データセットの項目:
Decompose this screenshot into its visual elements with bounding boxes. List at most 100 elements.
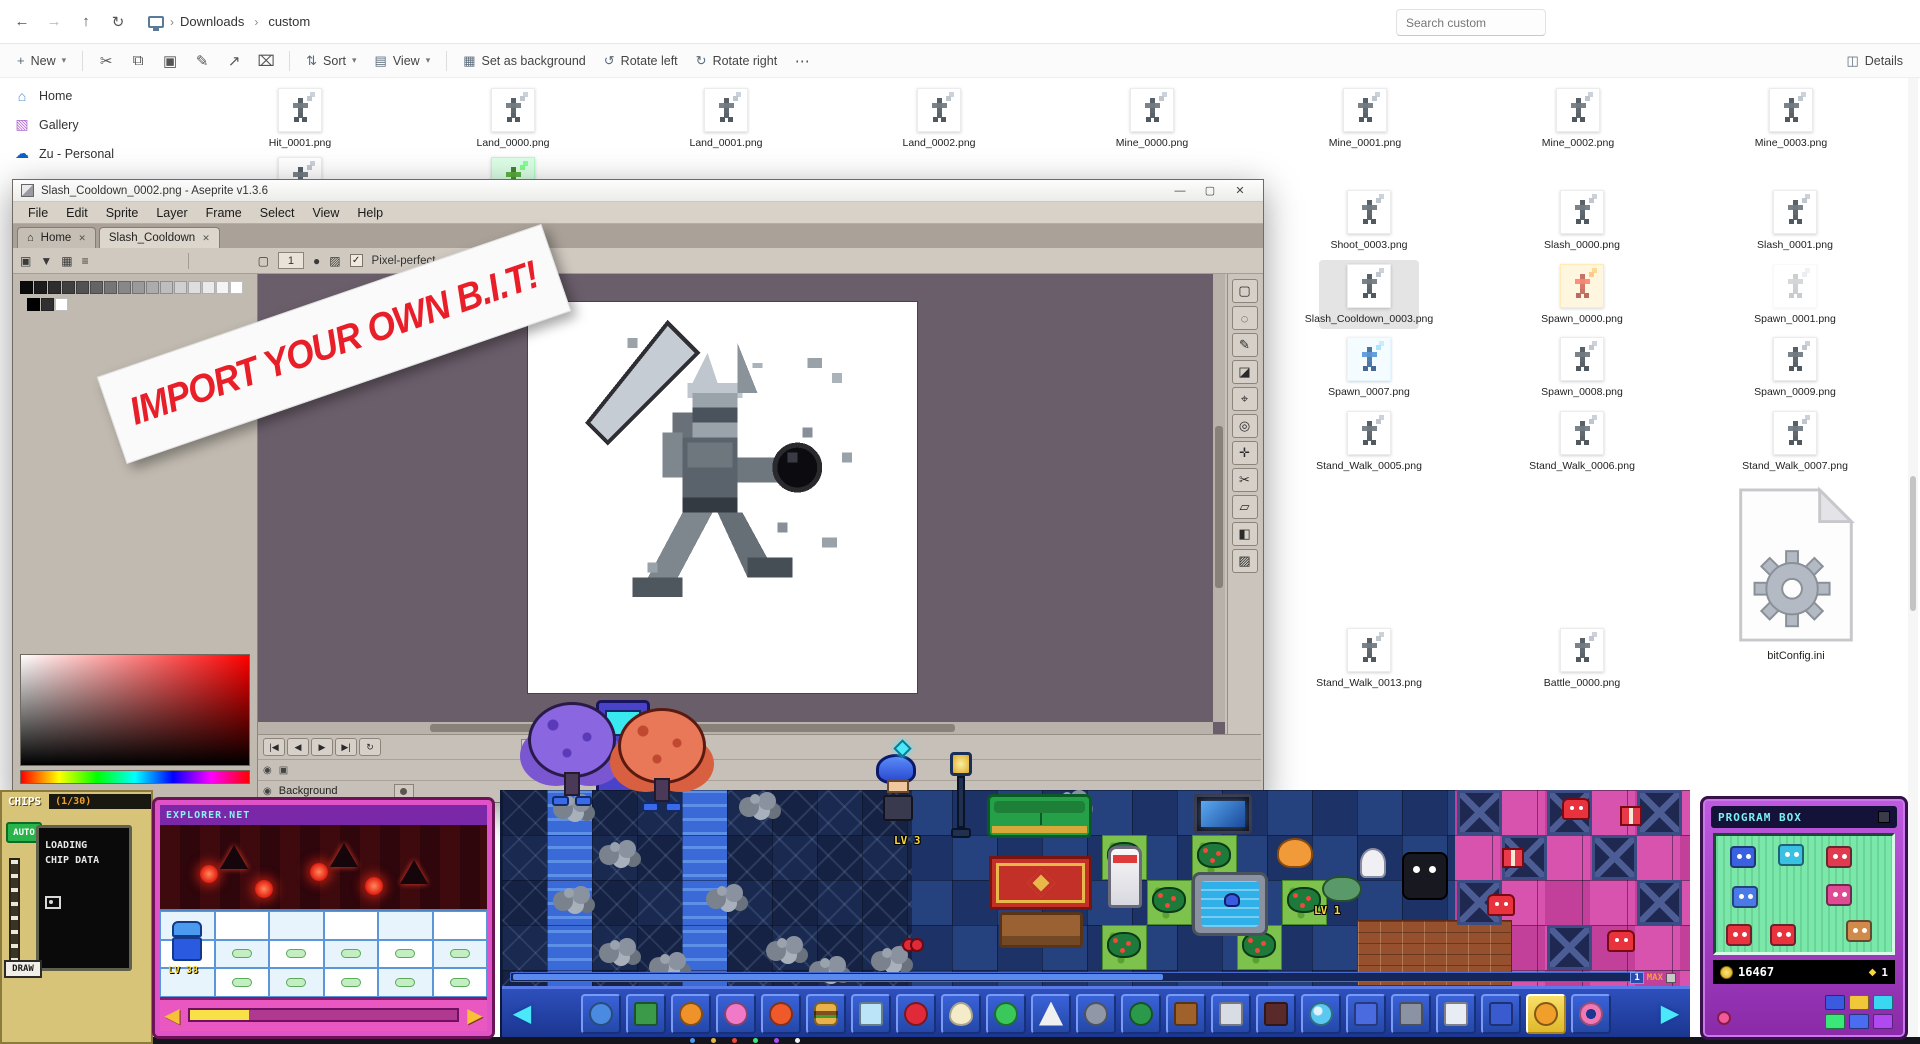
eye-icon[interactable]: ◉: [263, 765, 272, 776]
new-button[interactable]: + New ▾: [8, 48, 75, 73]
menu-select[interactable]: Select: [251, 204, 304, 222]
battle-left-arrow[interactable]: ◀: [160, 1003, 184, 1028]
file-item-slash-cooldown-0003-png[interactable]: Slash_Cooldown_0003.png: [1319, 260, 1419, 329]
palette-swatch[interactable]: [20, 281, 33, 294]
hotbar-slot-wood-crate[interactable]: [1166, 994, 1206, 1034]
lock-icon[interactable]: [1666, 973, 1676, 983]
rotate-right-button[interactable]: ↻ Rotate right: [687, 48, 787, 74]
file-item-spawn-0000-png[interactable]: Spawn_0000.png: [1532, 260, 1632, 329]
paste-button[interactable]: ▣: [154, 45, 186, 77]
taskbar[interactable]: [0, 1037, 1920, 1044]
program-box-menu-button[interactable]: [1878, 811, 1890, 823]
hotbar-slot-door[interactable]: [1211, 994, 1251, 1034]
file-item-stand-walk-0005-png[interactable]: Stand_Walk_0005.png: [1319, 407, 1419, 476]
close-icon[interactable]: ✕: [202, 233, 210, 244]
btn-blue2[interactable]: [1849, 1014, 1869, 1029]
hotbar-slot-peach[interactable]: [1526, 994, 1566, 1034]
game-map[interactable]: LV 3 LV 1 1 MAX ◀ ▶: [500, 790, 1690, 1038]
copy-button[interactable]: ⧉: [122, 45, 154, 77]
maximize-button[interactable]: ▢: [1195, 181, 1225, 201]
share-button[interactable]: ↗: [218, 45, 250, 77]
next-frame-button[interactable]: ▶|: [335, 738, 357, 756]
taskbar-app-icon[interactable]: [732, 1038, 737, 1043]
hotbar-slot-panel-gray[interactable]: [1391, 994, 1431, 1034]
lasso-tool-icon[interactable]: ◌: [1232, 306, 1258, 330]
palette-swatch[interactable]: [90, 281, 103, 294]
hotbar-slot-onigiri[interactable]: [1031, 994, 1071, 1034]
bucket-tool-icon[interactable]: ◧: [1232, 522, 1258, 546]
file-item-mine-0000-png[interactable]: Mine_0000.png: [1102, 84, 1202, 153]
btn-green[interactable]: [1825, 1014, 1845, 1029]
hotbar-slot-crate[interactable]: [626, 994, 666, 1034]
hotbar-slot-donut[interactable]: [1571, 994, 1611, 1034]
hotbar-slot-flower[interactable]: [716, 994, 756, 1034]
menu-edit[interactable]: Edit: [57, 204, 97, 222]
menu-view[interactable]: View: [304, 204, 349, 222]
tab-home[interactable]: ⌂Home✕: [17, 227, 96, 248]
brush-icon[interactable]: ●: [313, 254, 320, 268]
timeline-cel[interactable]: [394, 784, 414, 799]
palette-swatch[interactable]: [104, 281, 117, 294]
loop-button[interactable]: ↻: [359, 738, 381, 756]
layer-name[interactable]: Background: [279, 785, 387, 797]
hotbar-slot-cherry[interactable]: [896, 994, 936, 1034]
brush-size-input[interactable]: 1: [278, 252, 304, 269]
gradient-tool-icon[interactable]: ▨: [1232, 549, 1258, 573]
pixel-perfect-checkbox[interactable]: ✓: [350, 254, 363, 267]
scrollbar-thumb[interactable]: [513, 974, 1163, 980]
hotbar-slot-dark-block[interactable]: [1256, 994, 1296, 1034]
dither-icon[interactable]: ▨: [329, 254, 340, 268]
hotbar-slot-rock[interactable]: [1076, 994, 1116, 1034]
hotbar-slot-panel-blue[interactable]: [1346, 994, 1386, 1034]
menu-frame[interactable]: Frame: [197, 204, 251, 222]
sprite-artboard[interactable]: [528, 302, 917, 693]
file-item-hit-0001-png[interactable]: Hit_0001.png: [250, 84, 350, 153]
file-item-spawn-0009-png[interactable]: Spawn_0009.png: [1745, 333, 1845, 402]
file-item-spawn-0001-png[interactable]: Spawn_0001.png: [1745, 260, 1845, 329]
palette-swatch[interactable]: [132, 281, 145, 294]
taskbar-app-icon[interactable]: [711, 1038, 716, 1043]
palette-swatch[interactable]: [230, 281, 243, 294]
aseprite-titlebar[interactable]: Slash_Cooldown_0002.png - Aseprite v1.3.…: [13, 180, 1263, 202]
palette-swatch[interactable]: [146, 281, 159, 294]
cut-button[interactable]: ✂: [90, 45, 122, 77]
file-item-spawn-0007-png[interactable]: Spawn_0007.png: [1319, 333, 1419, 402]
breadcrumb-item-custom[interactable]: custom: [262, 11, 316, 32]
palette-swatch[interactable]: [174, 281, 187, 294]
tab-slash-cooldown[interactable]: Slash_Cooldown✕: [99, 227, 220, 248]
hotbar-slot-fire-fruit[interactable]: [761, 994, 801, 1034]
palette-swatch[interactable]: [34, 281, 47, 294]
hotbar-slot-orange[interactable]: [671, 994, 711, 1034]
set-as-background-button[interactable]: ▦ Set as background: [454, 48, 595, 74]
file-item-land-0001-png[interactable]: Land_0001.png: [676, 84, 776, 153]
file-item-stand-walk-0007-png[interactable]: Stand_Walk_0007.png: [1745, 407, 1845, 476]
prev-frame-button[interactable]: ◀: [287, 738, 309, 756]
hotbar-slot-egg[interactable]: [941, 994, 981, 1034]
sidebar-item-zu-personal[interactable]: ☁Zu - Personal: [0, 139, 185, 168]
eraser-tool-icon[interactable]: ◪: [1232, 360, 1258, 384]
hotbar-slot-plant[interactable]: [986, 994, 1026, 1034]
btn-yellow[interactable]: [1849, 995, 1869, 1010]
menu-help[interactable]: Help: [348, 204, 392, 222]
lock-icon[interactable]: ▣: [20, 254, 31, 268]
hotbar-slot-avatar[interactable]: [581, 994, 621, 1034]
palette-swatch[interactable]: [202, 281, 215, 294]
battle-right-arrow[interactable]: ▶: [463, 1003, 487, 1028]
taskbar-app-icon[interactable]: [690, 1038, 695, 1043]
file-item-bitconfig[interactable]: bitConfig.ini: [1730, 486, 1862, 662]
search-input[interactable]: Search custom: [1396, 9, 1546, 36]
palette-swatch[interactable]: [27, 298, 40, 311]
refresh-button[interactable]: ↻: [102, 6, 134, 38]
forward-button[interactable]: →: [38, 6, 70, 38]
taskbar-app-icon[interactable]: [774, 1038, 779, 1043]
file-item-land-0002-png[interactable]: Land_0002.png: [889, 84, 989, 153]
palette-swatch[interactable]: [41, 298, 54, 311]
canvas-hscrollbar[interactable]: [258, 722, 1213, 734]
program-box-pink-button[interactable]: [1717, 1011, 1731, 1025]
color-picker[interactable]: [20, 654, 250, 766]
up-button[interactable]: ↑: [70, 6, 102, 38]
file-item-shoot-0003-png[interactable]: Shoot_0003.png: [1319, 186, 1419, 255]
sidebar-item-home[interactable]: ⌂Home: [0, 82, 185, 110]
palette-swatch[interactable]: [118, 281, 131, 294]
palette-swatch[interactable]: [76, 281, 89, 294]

==

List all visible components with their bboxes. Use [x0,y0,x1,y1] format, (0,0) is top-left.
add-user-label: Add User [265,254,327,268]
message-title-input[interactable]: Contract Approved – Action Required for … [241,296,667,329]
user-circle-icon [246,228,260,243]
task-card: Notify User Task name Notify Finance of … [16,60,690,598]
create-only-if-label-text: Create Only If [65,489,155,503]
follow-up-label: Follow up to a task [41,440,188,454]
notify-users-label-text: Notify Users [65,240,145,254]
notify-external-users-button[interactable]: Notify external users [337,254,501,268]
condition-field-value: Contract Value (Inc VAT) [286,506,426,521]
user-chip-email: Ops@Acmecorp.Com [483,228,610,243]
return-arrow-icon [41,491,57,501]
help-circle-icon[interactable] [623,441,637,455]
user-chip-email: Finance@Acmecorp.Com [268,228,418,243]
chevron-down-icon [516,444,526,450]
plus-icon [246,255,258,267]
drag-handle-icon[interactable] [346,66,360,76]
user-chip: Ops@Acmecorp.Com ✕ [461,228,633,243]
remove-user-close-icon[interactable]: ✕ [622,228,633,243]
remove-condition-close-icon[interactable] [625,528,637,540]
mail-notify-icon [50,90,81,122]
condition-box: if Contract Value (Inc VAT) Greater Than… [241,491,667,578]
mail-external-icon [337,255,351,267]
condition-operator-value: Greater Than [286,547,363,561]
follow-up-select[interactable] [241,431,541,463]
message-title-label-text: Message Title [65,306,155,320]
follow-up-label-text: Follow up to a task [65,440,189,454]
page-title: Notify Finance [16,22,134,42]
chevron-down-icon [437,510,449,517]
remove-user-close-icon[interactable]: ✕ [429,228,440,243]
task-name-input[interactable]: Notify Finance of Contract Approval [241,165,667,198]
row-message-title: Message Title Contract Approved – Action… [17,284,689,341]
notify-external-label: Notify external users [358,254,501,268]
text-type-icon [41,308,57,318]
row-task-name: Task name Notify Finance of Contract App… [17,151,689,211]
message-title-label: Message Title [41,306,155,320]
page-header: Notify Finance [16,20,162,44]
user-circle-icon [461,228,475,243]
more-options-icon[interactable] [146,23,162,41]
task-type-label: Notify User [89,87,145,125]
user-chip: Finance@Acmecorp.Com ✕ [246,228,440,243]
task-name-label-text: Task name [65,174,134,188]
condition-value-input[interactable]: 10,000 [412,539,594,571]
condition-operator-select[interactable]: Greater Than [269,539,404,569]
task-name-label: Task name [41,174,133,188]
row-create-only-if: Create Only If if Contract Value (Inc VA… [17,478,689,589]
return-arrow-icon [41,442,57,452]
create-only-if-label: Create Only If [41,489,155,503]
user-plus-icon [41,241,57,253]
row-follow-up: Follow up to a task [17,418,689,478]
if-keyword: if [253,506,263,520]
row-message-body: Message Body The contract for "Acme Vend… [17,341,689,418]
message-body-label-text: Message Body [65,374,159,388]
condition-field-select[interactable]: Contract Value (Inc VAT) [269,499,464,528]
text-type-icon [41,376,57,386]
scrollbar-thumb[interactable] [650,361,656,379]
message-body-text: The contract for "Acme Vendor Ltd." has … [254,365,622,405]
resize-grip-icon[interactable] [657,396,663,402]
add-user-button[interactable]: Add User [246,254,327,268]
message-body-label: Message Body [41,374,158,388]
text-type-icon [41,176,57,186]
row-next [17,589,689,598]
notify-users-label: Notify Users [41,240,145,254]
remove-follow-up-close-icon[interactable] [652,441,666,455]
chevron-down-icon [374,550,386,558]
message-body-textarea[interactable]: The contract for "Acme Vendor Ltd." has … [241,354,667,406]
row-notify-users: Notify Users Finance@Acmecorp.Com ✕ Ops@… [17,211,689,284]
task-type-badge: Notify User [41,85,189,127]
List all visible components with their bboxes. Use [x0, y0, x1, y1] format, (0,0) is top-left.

...

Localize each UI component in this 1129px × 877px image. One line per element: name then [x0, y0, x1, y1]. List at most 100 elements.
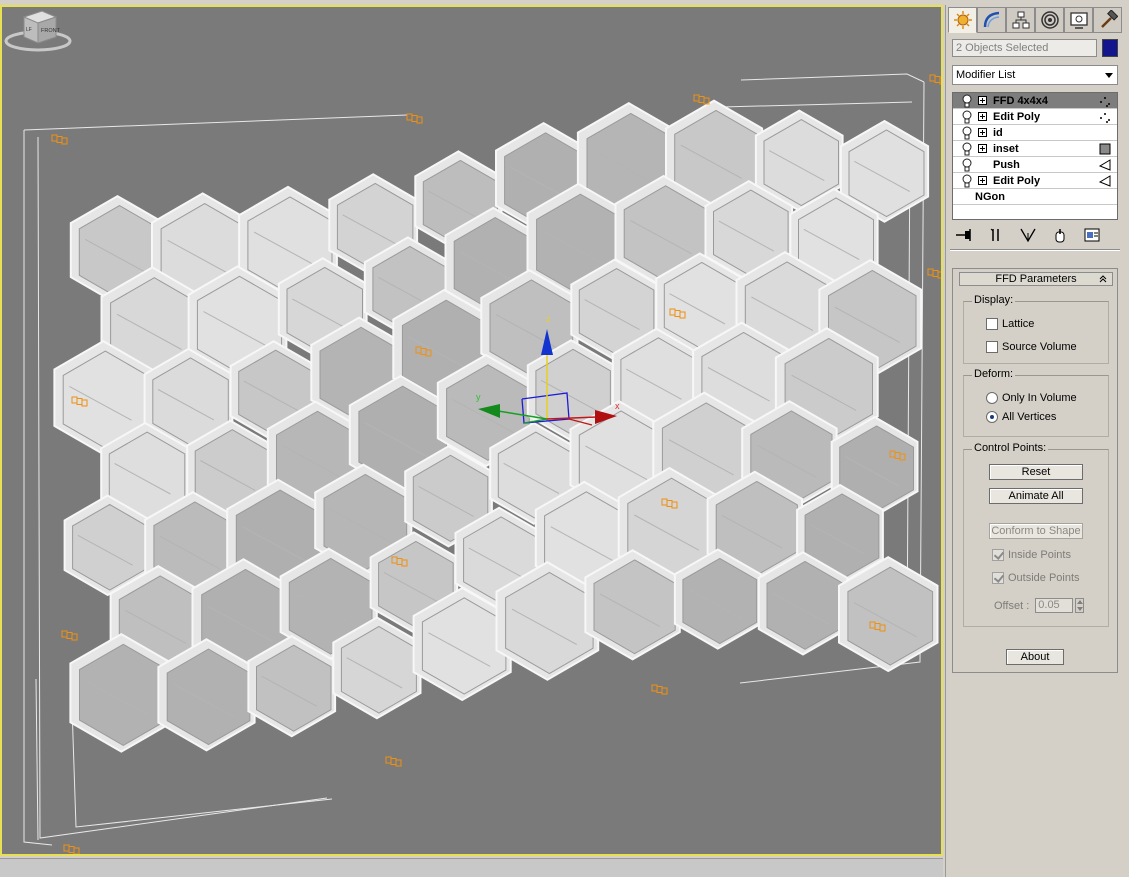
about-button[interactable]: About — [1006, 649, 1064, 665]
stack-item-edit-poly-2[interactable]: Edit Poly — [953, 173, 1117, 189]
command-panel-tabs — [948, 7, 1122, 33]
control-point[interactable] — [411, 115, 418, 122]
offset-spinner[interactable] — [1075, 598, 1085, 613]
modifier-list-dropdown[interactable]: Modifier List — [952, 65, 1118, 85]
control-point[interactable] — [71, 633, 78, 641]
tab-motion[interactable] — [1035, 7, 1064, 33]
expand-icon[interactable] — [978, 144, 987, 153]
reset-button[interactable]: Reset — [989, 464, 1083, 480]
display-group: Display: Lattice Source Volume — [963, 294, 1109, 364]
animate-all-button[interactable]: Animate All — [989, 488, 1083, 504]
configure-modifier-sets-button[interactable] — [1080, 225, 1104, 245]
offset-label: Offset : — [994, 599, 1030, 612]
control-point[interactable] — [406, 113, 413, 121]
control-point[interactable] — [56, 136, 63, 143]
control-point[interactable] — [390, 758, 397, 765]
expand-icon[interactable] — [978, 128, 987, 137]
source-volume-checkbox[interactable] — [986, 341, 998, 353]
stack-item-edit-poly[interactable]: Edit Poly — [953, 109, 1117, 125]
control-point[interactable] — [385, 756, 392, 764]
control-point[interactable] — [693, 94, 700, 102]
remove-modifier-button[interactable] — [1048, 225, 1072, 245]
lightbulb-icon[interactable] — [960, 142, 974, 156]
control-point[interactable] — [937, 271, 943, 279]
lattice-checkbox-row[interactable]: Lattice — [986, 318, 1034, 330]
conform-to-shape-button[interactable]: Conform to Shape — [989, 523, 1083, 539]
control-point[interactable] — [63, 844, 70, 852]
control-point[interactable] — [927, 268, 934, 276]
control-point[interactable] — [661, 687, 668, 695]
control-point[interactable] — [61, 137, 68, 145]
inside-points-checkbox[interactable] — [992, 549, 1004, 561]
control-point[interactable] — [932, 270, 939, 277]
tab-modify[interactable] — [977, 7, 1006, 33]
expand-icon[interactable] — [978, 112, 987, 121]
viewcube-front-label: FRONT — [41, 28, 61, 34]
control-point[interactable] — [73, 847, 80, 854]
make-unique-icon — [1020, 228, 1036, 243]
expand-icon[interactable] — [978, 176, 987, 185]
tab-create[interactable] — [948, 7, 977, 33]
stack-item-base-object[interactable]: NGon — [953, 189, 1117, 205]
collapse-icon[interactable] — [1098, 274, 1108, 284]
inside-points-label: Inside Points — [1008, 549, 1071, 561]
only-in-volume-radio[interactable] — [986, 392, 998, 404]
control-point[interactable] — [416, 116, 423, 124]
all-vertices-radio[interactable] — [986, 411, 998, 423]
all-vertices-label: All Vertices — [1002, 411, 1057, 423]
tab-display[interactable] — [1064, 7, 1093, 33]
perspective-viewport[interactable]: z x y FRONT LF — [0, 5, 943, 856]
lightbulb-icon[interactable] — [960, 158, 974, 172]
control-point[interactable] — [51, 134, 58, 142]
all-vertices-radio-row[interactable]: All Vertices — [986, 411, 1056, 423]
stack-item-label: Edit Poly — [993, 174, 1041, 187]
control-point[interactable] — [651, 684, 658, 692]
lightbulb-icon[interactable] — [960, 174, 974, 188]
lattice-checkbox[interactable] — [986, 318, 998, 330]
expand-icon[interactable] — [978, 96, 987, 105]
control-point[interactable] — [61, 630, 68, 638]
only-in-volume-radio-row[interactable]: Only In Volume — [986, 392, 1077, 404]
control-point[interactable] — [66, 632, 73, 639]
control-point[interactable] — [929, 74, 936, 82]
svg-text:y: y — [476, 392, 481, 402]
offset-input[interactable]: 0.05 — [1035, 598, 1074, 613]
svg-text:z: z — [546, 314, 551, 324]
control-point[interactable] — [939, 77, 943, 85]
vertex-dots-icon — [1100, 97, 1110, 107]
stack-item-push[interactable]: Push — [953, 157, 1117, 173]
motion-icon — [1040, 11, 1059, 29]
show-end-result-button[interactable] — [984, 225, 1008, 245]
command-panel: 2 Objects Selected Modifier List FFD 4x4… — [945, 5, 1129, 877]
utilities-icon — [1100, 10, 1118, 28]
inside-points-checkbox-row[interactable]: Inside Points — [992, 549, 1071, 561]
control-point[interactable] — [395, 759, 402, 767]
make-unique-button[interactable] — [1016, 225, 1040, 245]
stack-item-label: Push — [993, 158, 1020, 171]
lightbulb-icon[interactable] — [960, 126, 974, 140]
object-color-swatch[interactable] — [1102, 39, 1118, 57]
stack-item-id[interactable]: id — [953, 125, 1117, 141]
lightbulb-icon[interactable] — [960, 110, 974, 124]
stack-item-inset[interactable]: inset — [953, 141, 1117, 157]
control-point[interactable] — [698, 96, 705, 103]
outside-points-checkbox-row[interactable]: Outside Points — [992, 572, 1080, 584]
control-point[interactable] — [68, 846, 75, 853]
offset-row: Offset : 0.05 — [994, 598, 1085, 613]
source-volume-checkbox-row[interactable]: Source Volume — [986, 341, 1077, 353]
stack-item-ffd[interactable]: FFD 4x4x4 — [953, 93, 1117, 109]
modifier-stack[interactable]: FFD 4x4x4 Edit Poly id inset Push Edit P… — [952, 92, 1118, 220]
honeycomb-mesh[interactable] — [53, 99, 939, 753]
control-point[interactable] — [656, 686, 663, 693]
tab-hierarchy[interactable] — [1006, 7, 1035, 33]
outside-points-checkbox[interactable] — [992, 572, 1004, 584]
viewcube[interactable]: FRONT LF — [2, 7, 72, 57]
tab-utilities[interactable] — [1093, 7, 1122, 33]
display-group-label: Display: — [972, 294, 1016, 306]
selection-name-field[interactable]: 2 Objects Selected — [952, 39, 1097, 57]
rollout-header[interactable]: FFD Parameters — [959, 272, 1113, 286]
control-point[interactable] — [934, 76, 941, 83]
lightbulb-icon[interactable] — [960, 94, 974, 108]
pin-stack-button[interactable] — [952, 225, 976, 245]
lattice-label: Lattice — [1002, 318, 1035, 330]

課題: 上のレコードのうち、「eye-icon[interactable]: ◉: [263, 765, 272, 776]」を含む行で始まり「share-button[interactable]: ↗: [218, 45, 250, 77]」を含む行で終わる部分を、両端の行も含めて番号付きリストとして書き出しなさい。空行は除くこと。

期待される出力:
1. eye-icon[interactable]: ◉: [263, 765, 272, 776]
2. new-button[interactable]: + New ▾: [8, 48, 75, 73]
3. menu-select[interactable]: Select: [251, 204, 304, 222]
4. battle-left-arrow[interactable]: ◀: [160, 1003, 184, 1028]
5. file-item-slash-cooldown-0003-png[interactable]: Slash_Cooldown_0003.png: [1319, 260, 1419, 329]
6. palette-swatch[interactable]: [20, 281, 33, 294]
7. hotbar-slot-wood-crate[interactable]: [1166, 994, 1206, 1034]
8. lock-icon[interactable]: [1666, 973, 1676, 983]
9. rotate-right-button[interactable]: ↻ Rotate right: [687, 48, 787, 74]
10. file-item-spawn-0000-png[interactable]: Spawn_0000.png: [1532, 260, 1632, 329]
11. paste-button[interactable]: ▣: [154, 45, 186, 77]
12. taskbar[interactable]: [0, 1037, 1920, 1044]
13. program-box-menu-button[interactable]: [1878, 811, 1890, 823]
14. hotbar-slot-door[interactable]: [1211, 994, 1251, 1034]
15. file-item-stand-walk-0005-png[interactable]: Stand_Walk_0005.png: [1319, 407, 1419, 476]
16. close-icon[interactable]: ✕: [202, 233, 210, 244]
17. btn-blue2[interactable]: [1849, 1014, 1869, 1029]
18. hotbar-slot-peach[interactable]: [1526, 994, 1566, 1034]
19. game-map[interactable]: LV 3 LV 1 1 MAX ◀ ▶: [500, 790, 1690, 1038]
20. copy-button[interactable]: ⧉: [122, 45, 154, 77]
21. maximize-button[interactable]: ▢: [1195, 181, 1225, 201]
22. share-button[interactable]: ↗: [218, 45, 250, 77]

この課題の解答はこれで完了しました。